DATA SUPPLIED:

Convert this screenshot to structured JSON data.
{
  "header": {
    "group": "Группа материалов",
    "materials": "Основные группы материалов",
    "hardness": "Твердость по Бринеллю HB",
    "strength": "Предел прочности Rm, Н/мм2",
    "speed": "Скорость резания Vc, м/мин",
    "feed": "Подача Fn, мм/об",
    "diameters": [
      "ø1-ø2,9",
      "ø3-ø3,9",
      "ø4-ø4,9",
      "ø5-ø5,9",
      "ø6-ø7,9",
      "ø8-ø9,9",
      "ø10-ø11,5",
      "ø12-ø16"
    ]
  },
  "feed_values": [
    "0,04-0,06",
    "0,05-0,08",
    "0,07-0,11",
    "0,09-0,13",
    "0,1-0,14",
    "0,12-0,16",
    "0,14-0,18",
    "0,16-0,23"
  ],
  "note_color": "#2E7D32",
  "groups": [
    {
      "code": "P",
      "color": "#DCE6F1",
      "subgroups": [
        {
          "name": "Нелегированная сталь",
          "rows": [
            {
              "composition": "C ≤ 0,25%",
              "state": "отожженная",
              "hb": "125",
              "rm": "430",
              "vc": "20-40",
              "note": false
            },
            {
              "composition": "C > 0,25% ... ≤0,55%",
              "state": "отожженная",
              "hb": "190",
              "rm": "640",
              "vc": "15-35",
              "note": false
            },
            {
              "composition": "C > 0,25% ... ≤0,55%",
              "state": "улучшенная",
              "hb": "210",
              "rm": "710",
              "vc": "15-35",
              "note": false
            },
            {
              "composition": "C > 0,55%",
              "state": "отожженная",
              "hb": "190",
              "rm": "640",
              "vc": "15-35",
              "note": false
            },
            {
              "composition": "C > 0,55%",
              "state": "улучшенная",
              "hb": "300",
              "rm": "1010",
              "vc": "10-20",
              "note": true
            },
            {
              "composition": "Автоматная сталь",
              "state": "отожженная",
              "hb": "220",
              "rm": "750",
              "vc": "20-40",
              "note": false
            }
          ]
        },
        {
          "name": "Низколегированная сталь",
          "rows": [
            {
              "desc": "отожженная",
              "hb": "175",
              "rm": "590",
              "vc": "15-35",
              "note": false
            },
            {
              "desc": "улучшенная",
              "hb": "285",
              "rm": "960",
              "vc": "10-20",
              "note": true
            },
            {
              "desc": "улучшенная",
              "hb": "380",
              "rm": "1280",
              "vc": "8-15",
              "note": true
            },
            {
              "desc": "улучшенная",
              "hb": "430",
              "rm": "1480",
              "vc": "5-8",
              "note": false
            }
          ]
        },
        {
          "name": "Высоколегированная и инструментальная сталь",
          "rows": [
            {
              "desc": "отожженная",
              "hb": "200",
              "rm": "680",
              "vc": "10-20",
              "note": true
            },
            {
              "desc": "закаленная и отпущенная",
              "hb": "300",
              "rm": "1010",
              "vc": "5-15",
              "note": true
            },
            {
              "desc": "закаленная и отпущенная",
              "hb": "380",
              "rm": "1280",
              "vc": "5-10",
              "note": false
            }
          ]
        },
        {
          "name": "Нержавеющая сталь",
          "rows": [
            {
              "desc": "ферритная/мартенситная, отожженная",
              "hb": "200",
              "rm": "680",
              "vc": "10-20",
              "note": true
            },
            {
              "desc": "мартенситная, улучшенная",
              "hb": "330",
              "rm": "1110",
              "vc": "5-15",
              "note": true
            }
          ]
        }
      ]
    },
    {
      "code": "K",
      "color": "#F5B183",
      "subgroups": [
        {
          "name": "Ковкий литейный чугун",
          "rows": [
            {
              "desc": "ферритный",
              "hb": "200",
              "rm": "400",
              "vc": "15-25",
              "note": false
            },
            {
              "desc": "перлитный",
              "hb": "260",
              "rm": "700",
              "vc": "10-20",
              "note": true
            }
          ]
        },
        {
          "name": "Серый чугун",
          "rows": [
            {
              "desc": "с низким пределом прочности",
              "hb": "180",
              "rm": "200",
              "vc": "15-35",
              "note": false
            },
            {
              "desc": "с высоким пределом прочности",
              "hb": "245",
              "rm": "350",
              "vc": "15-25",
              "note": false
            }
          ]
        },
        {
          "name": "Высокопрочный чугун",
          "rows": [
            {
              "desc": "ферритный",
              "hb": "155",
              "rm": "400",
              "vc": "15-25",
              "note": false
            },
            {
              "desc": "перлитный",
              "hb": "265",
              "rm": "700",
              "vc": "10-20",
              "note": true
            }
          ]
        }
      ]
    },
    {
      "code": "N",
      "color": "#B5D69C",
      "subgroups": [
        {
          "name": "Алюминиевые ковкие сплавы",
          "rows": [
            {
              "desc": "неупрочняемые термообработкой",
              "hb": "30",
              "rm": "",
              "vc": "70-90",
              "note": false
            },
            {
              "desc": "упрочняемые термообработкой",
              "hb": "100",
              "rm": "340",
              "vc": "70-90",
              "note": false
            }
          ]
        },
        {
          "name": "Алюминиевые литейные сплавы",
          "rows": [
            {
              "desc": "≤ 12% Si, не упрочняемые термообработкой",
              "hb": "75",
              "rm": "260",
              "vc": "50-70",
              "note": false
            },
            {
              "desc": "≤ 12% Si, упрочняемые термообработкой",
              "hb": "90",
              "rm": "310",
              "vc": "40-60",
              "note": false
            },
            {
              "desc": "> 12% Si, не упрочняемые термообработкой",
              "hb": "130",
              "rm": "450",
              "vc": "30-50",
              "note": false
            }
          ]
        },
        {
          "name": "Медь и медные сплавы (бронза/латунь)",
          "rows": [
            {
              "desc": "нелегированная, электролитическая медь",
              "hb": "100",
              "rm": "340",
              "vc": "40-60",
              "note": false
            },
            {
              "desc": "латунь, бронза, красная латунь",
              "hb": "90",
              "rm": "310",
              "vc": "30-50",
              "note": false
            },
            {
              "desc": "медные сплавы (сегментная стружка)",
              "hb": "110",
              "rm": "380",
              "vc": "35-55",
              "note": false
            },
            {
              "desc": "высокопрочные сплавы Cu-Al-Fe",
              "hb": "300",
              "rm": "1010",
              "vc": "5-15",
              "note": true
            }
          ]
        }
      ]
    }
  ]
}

EXERCISE PROMPT:
Write out the records above again, keeping each one identical to the original.

SOLUTION:
Convert this screenshot to structured JSON data.
{
  "header": {
    "group": "Группа материалов",
    "materials": "Основные группы материалов",
    "hardness": "Твердость по Бринеллю HB",
    "strength": "Предел прочности Rm, Н/мм2",
    "speed": "Скорость резания Vc, м/мин",
    "feed": "Подача Fn, мм/об",
    "diameters": [
      "ø1-ø2,9",
      "ø3-ø3,9",
      "ø4-ø4,9",
      "ø5-ø5,9",
      "ø6-ø7,9",
      "ø8-ø9,9",
      "ø10-ø11,5",
      "ø12-ø16"
    ]
  },
  "feed_values": [
    "0,04-0,06",
    "0,05-0,08",
    "0,07-0,11",
    "0,09-0,13",
    "0,1-0,14",
    "0,12-0,16",
    "0,14-0,18",
    "0,16-0,23"
  ],
  "note_color": "#2E7D32",
  "groups": [
    {
      "code": "P",
      "color": "#DCE6F1",
      "subgroups": [
        {
          "name": "Нелегированная сталь",
          "rows": [
            {
              "composition": "C ≤ 0,25%",
              "state": "отожженная",
              "hb": "125",
              "rm": "430",
              "vc": "20-40",
              "note": false
            },
            {
              "composition": "C > 0,25% ... ≤0,55%",
              "state": "отожженная",
              "hb": "190",
              "rm": "640",
              "vc": "15-35",
              "note": false
            },
            {
              "composition": "C > 0,25% ... ≤0,55%",
              "state": "улучшенная",
              "hb": "210",
              "rm": "710",
              "vc": "15-35",
              "note": false
            },
            {
              "composition": "C > 0,55%",
              "state": "отожженная",
              "hb": "190",
              "rm": "640",
              "vc": "15-35",
              "note": false
            },
            {
              "composition": "C > 0,55%",
              "state": "улучшенная",
              "hb": "300",
              "rm": "1010",
              "vc": "10-20",
              "note": true
            },
            {
              "composition": "Автоматная сталь",
              "state": "отожженная",
              "hb": "220",
              "rm": "750",
              "vc": "20-40",
              "note": false
            }
          ]
        },
        {
          "name": "Низколегированная сталь",
          "rows": [
            {
              "desc": "отожженная",
              "hb": "175",
              "rm": "590",
              "vc": "15-35",
              "note": false
            },
            {
              "desc": "улучшенная",
              "hb": "285",
              "rm": "960",
              "vc": "10-20",
              "note": true
            },
            {
              "desc": "улучшенная",
              "hb": "380",
              "rm": "1280",
              "vc": "8-15",
              "note": true
            },
            {
              "desc": "улучшенная",
              "hb": "430",
              "rm": "1480",
              "vc": "5-8",
              "note": false
            }
          ]
        },
        {
          "name": "Высоколегированная и инструментальная сталь",
          "rows": [
            {
              "desc": "отожженная",
              "hb": "200",
              "rm": "680",
              "vc": "10-20",
              "note": true
            },
            {
              "desc": "закаленная и отпущенная",
              "hb": "300",
              "rm": "1010",
              "vc": "5-15",
              "note": true
            },
            {
              "desc": "закаленная и отпущенная",
              "hb": "380",
              "rm": "1280",
              "vc": "5-10",
              "note": false
            }
          ]
        },
        {
          "name": "Нержавеющая сталь",
          "rows": [
            {
              "desc": "ферритная/мартенситная, отожженная",
              "hb": "200",
              "rm": "680",
              "vc": "10-20",
              "note": true
            },
            {
              "desc": "мартенситная, улучшенная",
              "hb": "330",
              "rm": "1110",
              "vc": "5-15",
              "note": true
            }
          ]
        }
      ]
    },
    {
      "code": "K",
      "color": "#F5B183",
      "subgroups": [
        {
          "name": "Ковкий литейный чугун",
          "rows": [
            {
              "desc": "ферритный",
              "hb": "200",
              "rm": "400",
              "vc": "15-25",
              "note": false
            },
            {
              "desc": "перлитный",
              "hb": "260",
              "rm": "700",
              "vc": "10-20",
              "note": true
            }
          ]
        },
        {
          "name": "Серый чугун",
          "rows": [
            {
              "desc": "с низким пределом прочности",
              "hb": "180",
              "rm": "200",
              "vc": "15-35",
              "note": false
            },
            {
              "desc": "с высоким пределом прочности",
              "hb": "245",
              "rm": "350",
              "vc": "15-25",
              "note": false
            }
          ]
        },
        {
          "name": "Высокопрочный чугун",
          "rows": [
            {
              "desc": "ферритный",
              "hb": "155",
              "rm": "400",
              "vc": "15-25",
              "note": false
            },
            {
              "desc": "перлитный",
              "hb": "265",
              "rm": "700",
              "vc": "10-20",
              "note": true
            }
          ]
        }
      ]
    },
    {
      "code": "N",
      "color": "#B5D69C",
      "subgroups": [
        {
          "name": "Алюминиевые ковкие сплавы",
          "rows": [
            {
              "desc": "неупрочняемые термообработкой",
              "hb": "30",
              "rm": "",
              "vc": "70-90",
              "note": false
            },
            {
              "desc": "упрочняемые термообработкой",
              "hb": "100",
              "rm": "340",
              "vc": "70-90",
              "note": false
            }
          ]
        },
        {
          "name": "Алюминиевые литейные сплавы",
          "rows": [
            {
              "desc": "≤ 12% Si, не упрочняемые термообработкой",
              "hb": "75",
              "rm": "260",
              "vc": "50-70",
              "note": false
            },
            {
              "desc": "≤ 12% Si, упрочняемые термообработкой",
              "hb": "90",
              "rm": "310",
              "vc": "40-60",
              "note": false
            },
            {
              "desc": "> 12% Si, не упрочняемые термообработкой",
              "hb": "130",
              "rm": "450",
              "vc": "30-50",
              "note": false
            }
          ]
        },
        {
          "name": "Медь и медные сплавы (бронза/латунь)",
          "rows": [
            {
              "desc": "нелегированная, электролитическая медь",
              "hb": "100",
              "rm": "340",
              "vc": "40-60",
              "note": false
            },
            {
              "desc": "латунь, бронза, красная латунь",
              "hb": "90",
              "rm": "310",
              "vc": "30-50",
              "note": false
            },
            {
              "desc": "медные сплавы (сегментная стружка)",
              "hb": "110",
              "rm": "380",
              "vc": "35-55",
              "note": false
            },
            {
              "desc": "высокопрочные сплавы Cu-Al-Fe",
              "hb": "300",
              "rm": "1010",
              "vc": "5-15",
              "note": true
            }
          ]
        }
      ]
    }
  ]
}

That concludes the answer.